Task –
From the items below, copy each line that contains the string "data".
★ ★ ★ ★ ★
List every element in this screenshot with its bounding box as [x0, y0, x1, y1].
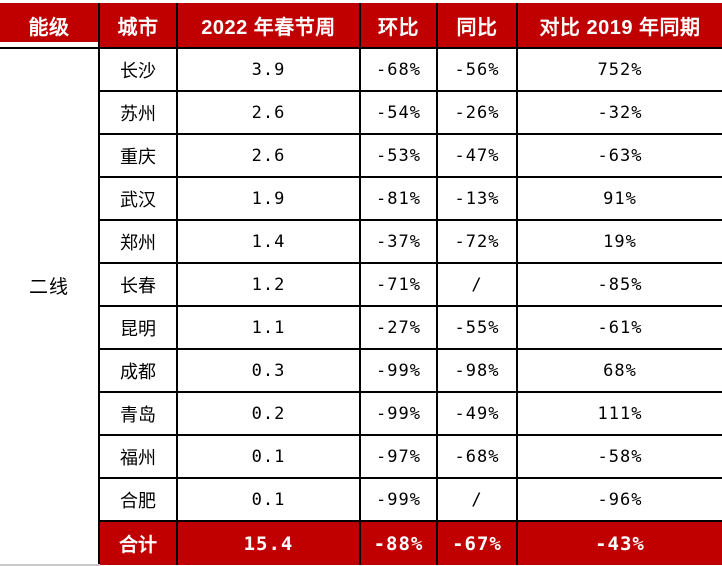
vs2019-cell: -61%: [516, 305, 722, 350]
mom-cell: -27%: [359, 305, 438, 350]
table-row: 青岛 0.2 -99% -49% 111%: [0, 391, 722, 436]
mom-cell: -99%: [359, 348, 438, 393]
city-cell: 福州: [98, 434, 178, 479]
header-row: 能级 城市 2022 年春节周 环比 同比 对比 2019 年同期: [0, 3, 722, 49]
total-mom-cell: -88%: [359, 520, 438, 565]
vs2019-cell: -96%: [516, 477, 722, 522]
table-row: 郑州 1.4 -37% -72% 19%: [0, 219, 722, 264]
mom-cell: -37%: [359, 219, 438, 264]
vs2019-cell: 91%: [516, 176, 722, 221]
vs2019-cell: 19%: [516, 219, 722, 264]
total-label: 合计: [98, 520, 178, 565]
header-tier: 能级: [0, 3, 100, 49]
tier-cell: 二线: [0, 47, 100, 521]
mom-cell: -71%: [359, 262, 438, 307]
vs2019-cell: 752%: [516, 47, 722, 92]
header-vs2019: 对比 2019 年同期: [516, 3, 722, 49]
total-yoy-cell: -67%: [436, 520, 518, 565]
week-cell: 0.1: [176, 477, 361, 522]
city-cell: 长沙: [98, 47, 178, 92]
table-row: 合肥 0.1 -99% / -96%: [0, 477, 722, 522]
mom-cell: -99%: [359, 477, 438, 522]
header-city: 城市: [98, 3, 178, 49]
yoy-cell: -56%: [436, 47, 518, 92]
total-week-cell: 15.4: [176, 520, 361, 565]
city-cell: 重庆: [98, 133, 178, 178]
table-row: 武汉 1.9 -81% -13% 91%: [0, 176, 722, 221]
mom-cell: -54%: [359, 90, 438, 135]
city-cell: 昆明: [98, 305, 178, 350]
city-stats-table: 能级 城市 2022 年春节周 环比 同比 对比 2019 年同期 二线 长沙 3.…: [0, 3, 722, 566]
city-cell: 武汉: [98, 176, 178, 221]
city-cell: 郑州: [98, 219, 178, 264]
table-row: 昆明 1.1 -27% -55% -61%: [0, 305, 722, 350]
vs2019-cell: -85%: [516, 262, 722, 307]
mom-cell: -97%: [359, 434, 438, 479]
vs2019-cell: 68%: [516, 348, 722, 393]
yoy-cell: /: [436, 262, 518, 307]
blank-cell: [0, 521, 99, 566]
vs2019-cell: -32%: [516, 90, 722, 135]
vs2019-cell: -63%: [516, 133, 722, 178]
yoy-cell: -47%: [436, 133, 518, 178]
week-cell: 0.3: [176, 348, 361, 393]
mom-cell: -68%: [359, 47, 438, 92]
week-cell: 1.2: [176, 262, 361, 307]
yoy-cell: -68%: [436, 434, 518, 479]
mom-cell: -53%: [359, 133, 438, 178]
header-mom: 环比: [359, 3, 438, 49]
vs2019-cell: 111%: [516, 391, 722, 436]
header-yoy: 同比: [436, 3, 518, 49]
table-header: 能级 城市 2022 年春节周 环比 同比 对比 2019 年同期: [0, 3, 722, 49]
week-cell: 0.1: [176, 434, 361, 479]
city-cell: 合肥: [98, 477, 178, 522]
week-cell: 1.4: [176, 219, 361, 264]
week-cell: 1.1: [176, 305, 361, 350]
mom-cell: -81%: [359, 176, 438, 221]
table-row: 二线 长沙 3.9 -68% -56% 752%: [0, 47, 722, 521]
city-cell: 长春: [98, 262, 178, 307]
city-cell: 苏州: [98, 90, 178, 135]
yoy-cell: -72%: [436, 219, 518, 264]
yoy-cell: -55%: [436, 305, 518, 350]
table-row: 重庆 2.6 -53% -47% -63%: [0, 133, 722, 178]
week-cell: 0.2: [176, 391, 361, 436]
table-row: 福州 0.1 -97% -68% -58%: [0, 434, 722, 479]
yoy-cell: -49%: [436, 391, 518, 436]
header-week2022: 2022 年春节周: [176, 3, 361, 49]
mom-cell: -99%: [359, 391, 438, 436]
total-vs2019-cell: -43%: [516, 520, 722, 565]
city-cell: 青岛: [98, 391, 178, 436]
table-row: 苏州 2.6 -54% -26% -32%: [0, 90, 722, 135]
yoy-cell: /: [436, 477, 518, 522]
total-row: 合计 15.4 -88% -67% -43%: [0, 520, 722, 566]
city-cell: 成都: [98, 348, 178, 393]
yoy-cell: -98%: [436, 348, 518, 393]
week-cell: 1.9: [176, 176, 361, 221]
yoy-cell: -13%: [436, 176, 518, 221]
table-row: 成都 0.3 -99% -98% 68%: [0, 348, 722, 393]
table-footer: 合计 15.4 -88% -67% -43%: [0, 520, 722, 566]
yoy-cell: -26%: [436, 90, 518, 135]
week-cell: 3.9: [176, 47, 361, 92]
week-cell: 2.6: [176, 133, 361, 178]
week-cell: 2.6: [176, 90, 361, 135]
vs2019-cell: -58%: [516, 434, 722, 479]
table-body: 二线 长沙 3.9 -68% -56% 752% 苏州 2.6 -54% -26% -32% 重庆 2.…: [0, 47, 722, 522]
table-row: 长春 1.2 -71% / -85%: [0, 262, 722, 307]
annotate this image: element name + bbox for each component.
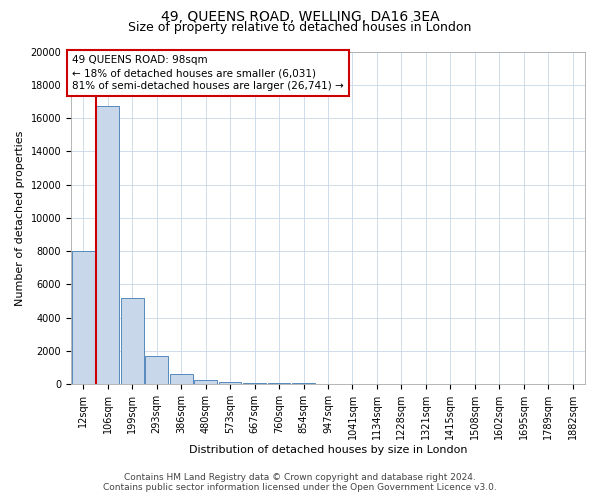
Bar [97,106,119,384]
Text: 49 QUEENS ROAD: 98sqm
← 18% of detached houses are smaller (6,031)
81% of semi-d: 49 QUEENS ROAD: 98sqm ← 18% of detached … [72,55,344,91]
Bar [268,383,290,384]
Text: 49, QUEENS ROAD, WELLING, DA16 3EA: 49, QUEENS ROAD, WELLING, DA16 3EA [161,10,439,24]
X-axis label: Distribution of detached houses by size in London: Distribution of detached houses by size … [189,445,467,455]
Text: Contains HM Land Registry data © Crown copyright and database right 2024.
Contai: Contains HM Land Registry data © Crown c… [103,473,497,492]
Y-axis label: Number of detached properties: Number of detached properties [15,130,25,306]
Text: Size of property relative to detached houses in London: Size of property relative to detached ho… [128,21,472,34]
Bar [121,298,143,384]
Bar [145,356,168,384]
Bar [292,383,315,384]
Bar [243,382,266,384]
Bar [170,374,193,384]
Bar [72,251,95,384]
Bar [194,380,217,384]
Bar [219,382,241,384]
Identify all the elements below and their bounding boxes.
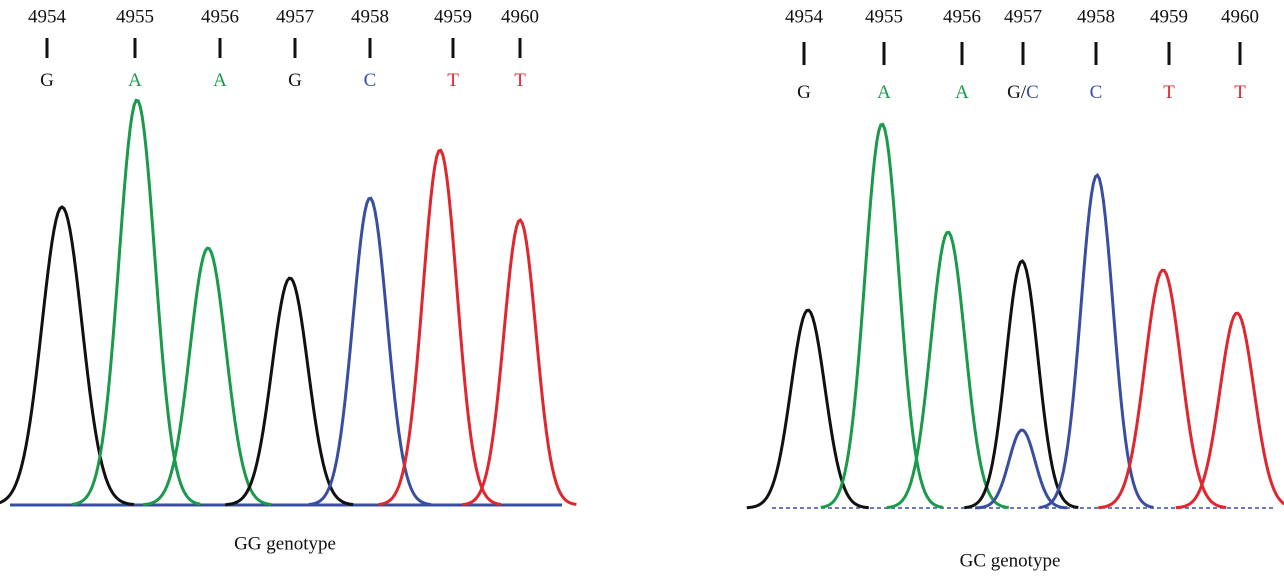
position-label: 4958 <box>1077 6 1115 27</box>
base-letter: T <box>514 70 526 91</box>
base-letter: A <box>955 82 969 103</box>
base-call: C <box>1090 82 1103 103</box>
base-call: T <box>447 70 459 91</box>
trace-peak <box>0 205 135 506</box>
position-label: 4956 <box>943 6 981 27</box>
trace-peak <box>71 98 201 506</box>
base-call: A <box>955 82 969 103</box>
base-letter: A <box>213 70 227 91</box>
base-call: G <box>288 70 302 91</box>
base-call: T <box>514 70 526 91</box>
position-label: 4955 <box>865 6 903 27</box>
base-letter: A <box>128 70 142 91</box>
base-letter: G <box>288 70 302 91</box>
base-letter: T <box>1234 82 1246 103</box>
base-letter: C <box>364 70 377 91</box>
trace-peak <box>820 122 944 509</box>
position-label: 4954 <box>785 6 824 27</box>
caption: GG genotype <box>234 533 336 554</box>
base-letter: G <box>797 82 811 103</box>
base-call: A <box>128 70 142 91</box>
trace-peak <box>1039 172 1154 509</box>
position-label: 4955 <box>116 6 154 27</box>
base-letter: A <box>877 82 891 103</box>
base-letter: T <box>1163 82 1175 103</box>
base-call: C <box>364 70 377 91</box>
base-call: T <box>1163 82 1175 103</box>
position-label: 4957 <box>1004 6 1042 27</box>
position-label: 4960 <box>501 6 539 27</box>
position-label: 4960 <box>1221 6 1259 27</box>
trace-peak <box>143 246 272 507</box>
trace-peak <box>746 308 869 510</box>
position-label: 4959 <box>434 6 472 27</box>
base-letter: C <box>1090 82 1103 103</box>
position-label: 4957 <box>276 6 314 27</box>
base-call: G/C <box>1007 82 1039 103</box>
base-letter: G/ <box>1007 82 1027 103</box>
caption: GC genotype <box>960 550 1061 571</box>
trace-peak <box>1098 268 1227 510</box>
position-label: 4959 <box>1150 6 1188 27</box>
position-label: 4956 <box>201 6 239 27</box>
base-call: G <box>40 70 54 91</box>
position-label: 4958 <box>351 6 389 27</box>
base-call: A <box>877 82 891 103</box>
base-letter: G <box>40 70 54 91</box>
trace-peak <box>308 196 432 506</box>
base-letter: T <box>447 70 459 91</box>
trace-peak <box>964 259 1079 510</box>
base-letter: C <box>1026 82 1039 103</box>
base-call: G <box>797 82 811 103</box>
trace-peak <box>225 276 354 507</box>
base-call: T <box>1234 82 1246 103</box>
trace-peak <box>378 148 502 506</box>
position-label: 4954 <box>28 6 67 27</box>
trace-peak <box>1175 311 1284 510</box>
trace-peak <box>462 218 577 507</box>
trace-peak <box>886 230 1009 510</box>
base-call: A <box>213 70 227 91</box>
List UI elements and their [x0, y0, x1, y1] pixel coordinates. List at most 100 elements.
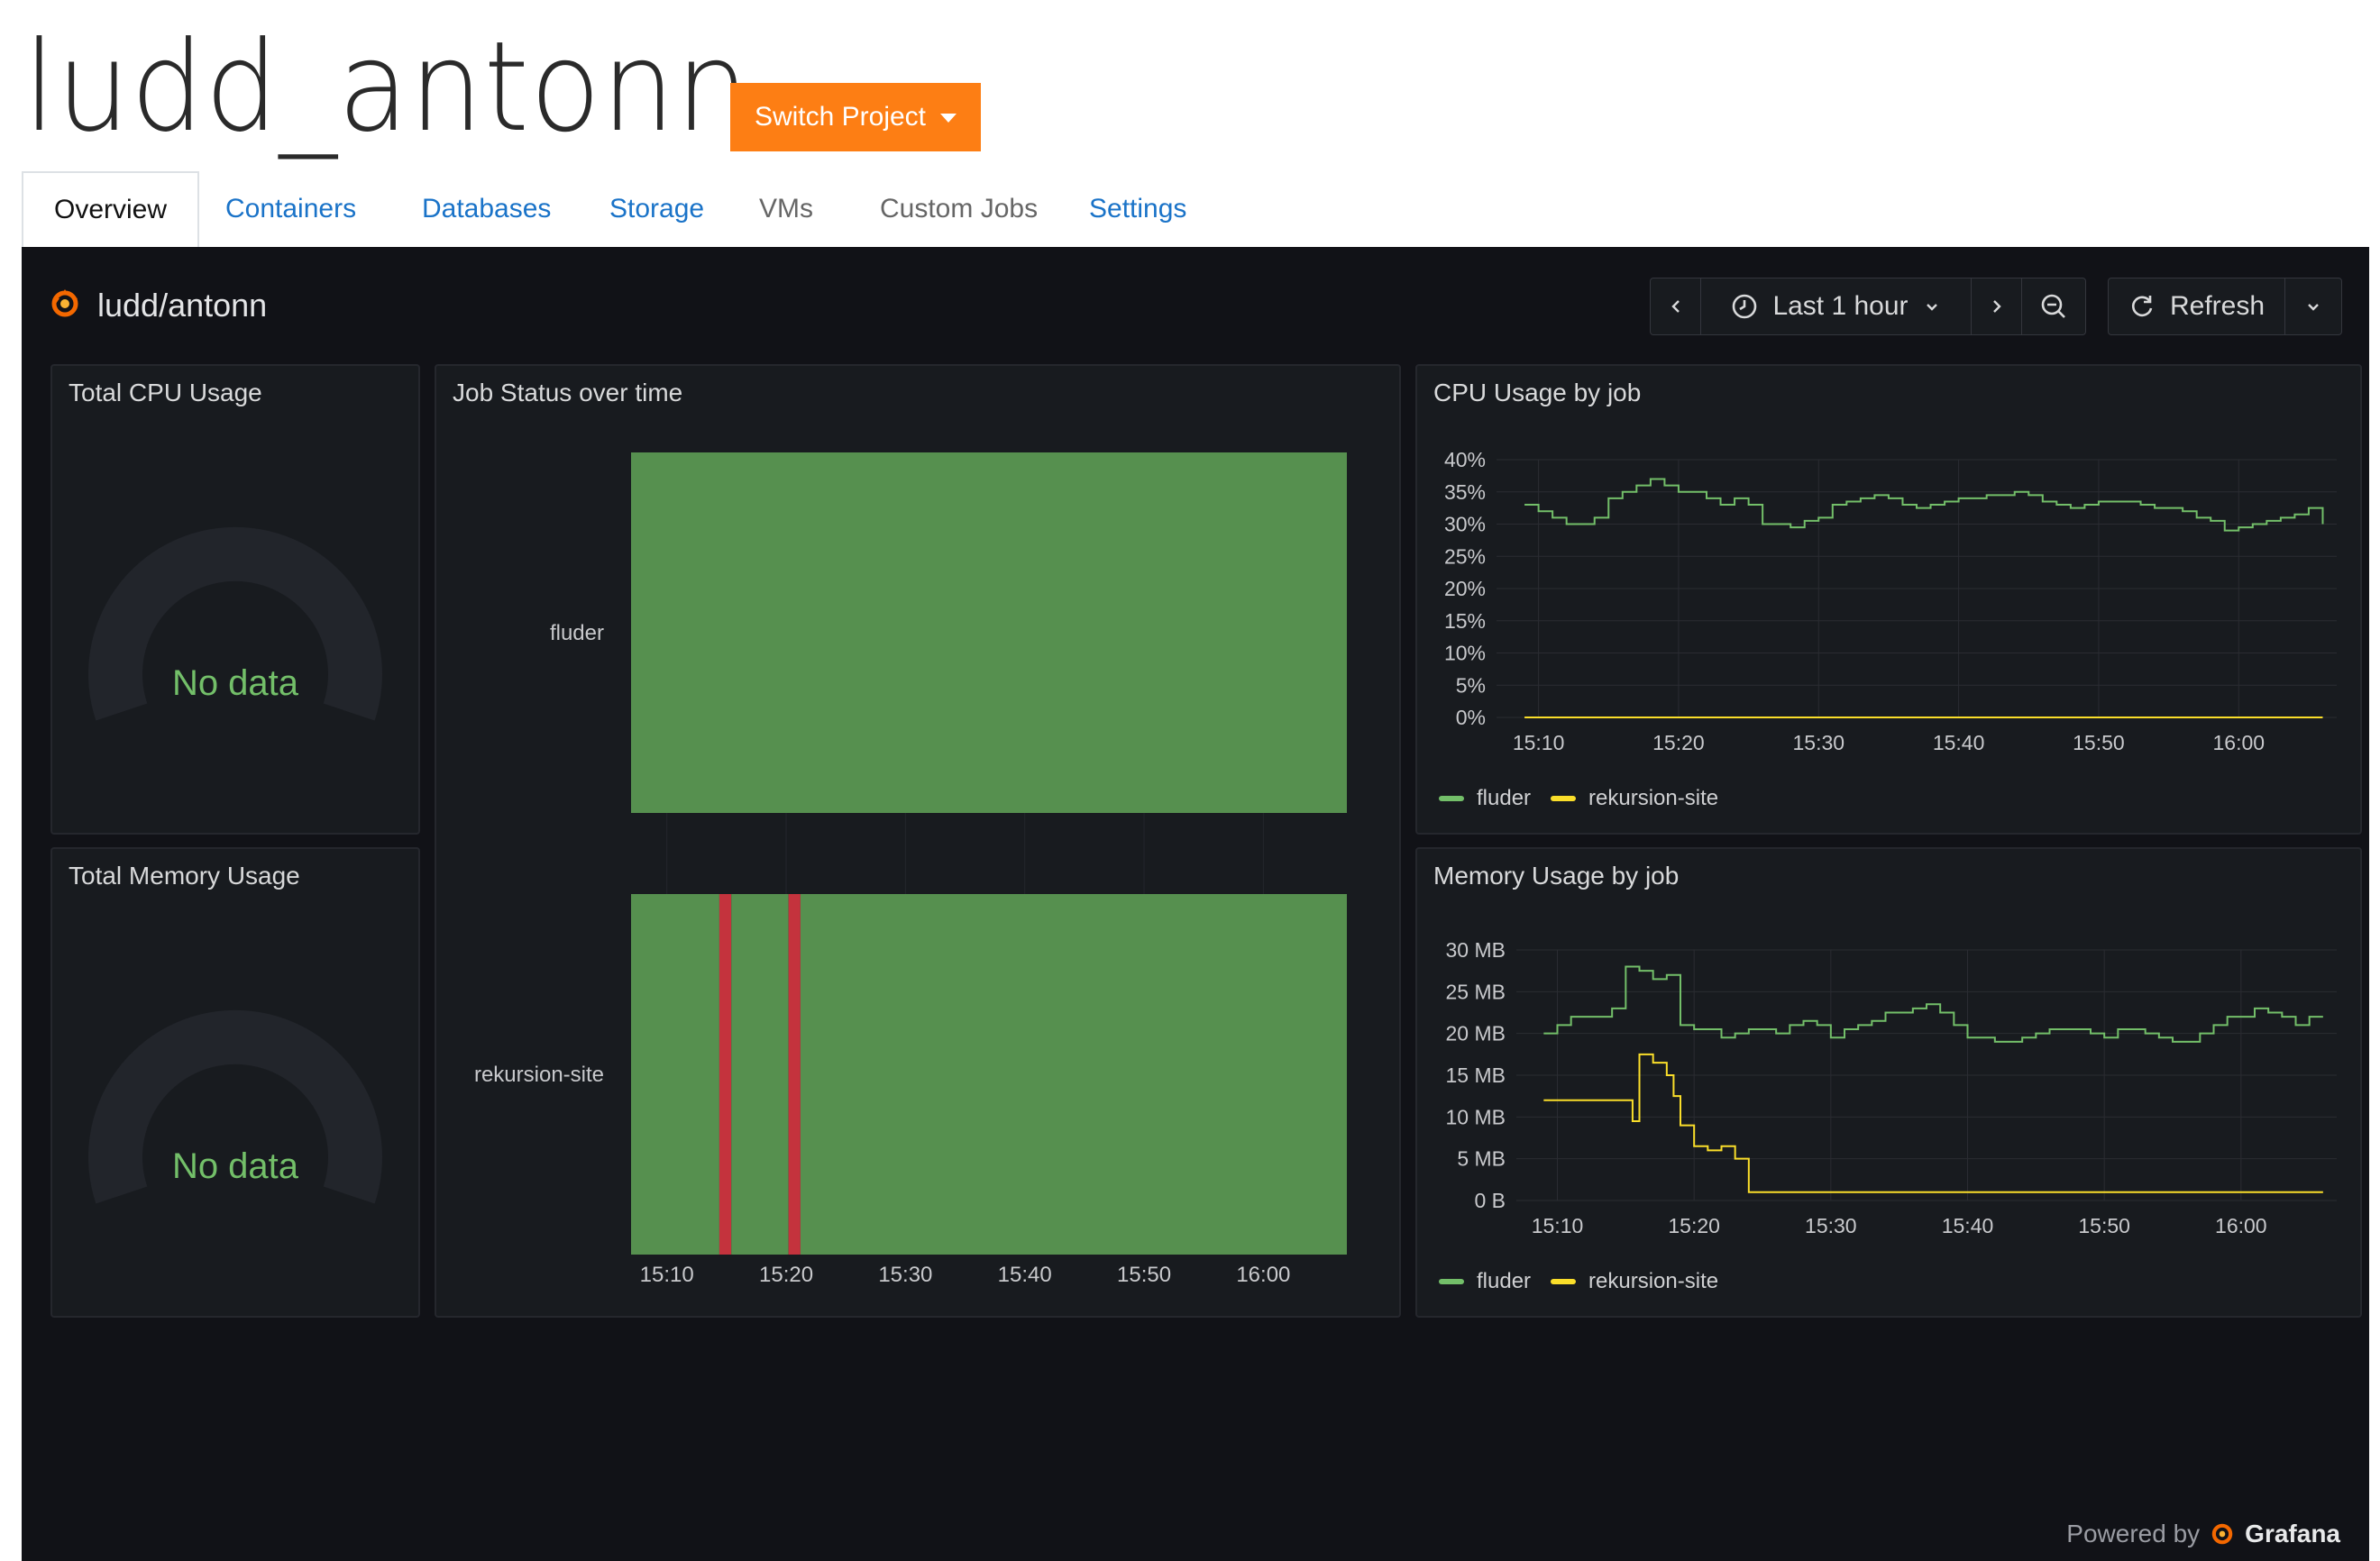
★ ★ ★ ★ ★
Complete answer –
Text: Contains HM Land Registry data © Crown copyright and database right 2024.
Contai: Contains HM Land Registry data © Crown c… [103,473,497,492]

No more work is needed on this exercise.